(Items listed in a dataset)
=-=-=

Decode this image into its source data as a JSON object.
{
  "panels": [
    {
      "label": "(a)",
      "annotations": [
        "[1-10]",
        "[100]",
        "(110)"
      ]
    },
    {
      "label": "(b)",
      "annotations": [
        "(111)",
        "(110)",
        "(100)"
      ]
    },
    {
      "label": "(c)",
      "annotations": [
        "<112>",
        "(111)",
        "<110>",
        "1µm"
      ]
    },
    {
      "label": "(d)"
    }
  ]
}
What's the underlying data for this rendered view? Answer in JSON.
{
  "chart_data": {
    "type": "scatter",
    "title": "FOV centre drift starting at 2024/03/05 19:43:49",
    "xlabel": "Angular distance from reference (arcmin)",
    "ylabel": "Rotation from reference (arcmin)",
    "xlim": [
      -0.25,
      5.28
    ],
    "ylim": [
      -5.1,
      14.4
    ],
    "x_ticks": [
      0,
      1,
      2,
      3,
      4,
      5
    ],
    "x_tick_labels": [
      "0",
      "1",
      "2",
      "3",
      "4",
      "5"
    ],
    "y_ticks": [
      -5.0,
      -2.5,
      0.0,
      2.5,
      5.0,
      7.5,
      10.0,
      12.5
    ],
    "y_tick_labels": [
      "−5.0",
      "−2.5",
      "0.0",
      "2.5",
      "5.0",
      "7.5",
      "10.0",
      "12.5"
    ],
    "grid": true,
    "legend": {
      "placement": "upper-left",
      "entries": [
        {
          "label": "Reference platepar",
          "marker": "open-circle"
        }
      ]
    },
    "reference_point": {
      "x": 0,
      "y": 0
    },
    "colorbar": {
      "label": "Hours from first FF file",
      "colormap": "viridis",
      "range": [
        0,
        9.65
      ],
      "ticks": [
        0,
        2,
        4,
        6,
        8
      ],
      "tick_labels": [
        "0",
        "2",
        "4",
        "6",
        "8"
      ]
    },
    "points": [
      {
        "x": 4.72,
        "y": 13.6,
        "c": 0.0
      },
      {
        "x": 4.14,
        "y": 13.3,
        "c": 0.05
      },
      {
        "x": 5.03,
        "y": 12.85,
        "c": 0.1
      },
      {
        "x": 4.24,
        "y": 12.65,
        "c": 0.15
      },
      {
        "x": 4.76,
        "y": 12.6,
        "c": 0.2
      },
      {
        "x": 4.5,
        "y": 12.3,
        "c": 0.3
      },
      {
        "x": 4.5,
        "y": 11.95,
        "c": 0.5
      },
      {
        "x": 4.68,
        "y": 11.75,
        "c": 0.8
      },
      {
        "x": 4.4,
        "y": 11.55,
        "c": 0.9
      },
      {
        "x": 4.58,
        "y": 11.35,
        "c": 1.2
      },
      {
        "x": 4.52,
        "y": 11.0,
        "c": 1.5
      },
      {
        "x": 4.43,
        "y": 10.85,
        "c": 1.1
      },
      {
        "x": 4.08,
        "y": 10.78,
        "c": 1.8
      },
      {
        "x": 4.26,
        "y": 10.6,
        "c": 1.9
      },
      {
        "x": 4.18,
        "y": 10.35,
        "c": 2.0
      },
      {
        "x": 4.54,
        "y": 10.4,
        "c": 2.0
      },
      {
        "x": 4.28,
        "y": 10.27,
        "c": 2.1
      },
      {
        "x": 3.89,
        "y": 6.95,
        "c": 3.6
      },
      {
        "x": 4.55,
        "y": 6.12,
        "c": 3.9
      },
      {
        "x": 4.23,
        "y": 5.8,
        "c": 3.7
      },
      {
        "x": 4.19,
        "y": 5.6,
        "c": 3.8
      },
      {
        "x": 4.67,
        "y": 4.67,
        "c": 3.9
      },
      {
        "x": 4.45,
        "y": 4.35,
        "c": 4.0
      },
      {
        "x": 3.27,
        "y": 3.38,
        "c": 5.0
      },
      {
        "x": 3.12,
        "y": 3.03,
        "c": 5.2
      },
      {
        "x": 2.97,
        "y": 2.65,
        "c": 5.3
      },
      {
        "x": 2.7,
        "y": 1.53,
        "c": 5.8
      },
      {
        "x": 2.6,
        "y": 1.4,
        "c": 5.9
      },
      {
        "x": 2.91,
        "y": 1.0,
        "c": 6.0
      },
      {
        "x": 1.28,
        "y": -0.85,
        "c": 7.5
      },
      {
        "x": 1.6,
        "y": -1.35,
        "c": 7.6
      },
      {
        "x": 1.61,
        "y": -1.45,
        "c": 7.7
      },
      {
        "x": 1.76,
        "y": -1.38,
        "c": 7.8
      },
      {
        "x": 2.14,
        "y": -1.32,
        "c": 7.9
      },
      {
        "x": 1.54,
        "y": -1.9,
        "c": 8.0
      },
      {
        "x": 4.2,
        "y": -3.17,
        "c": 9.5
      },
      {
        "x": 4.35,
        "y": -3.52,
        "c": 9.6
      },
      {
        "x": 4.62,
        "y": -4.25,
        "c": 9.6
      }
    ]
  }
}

=-=-=

Show the lines of the records that include the string "JSON".

Decode this image into its source data as a JSON object.
What's the underlying data for this rendered view? Answer in JSON.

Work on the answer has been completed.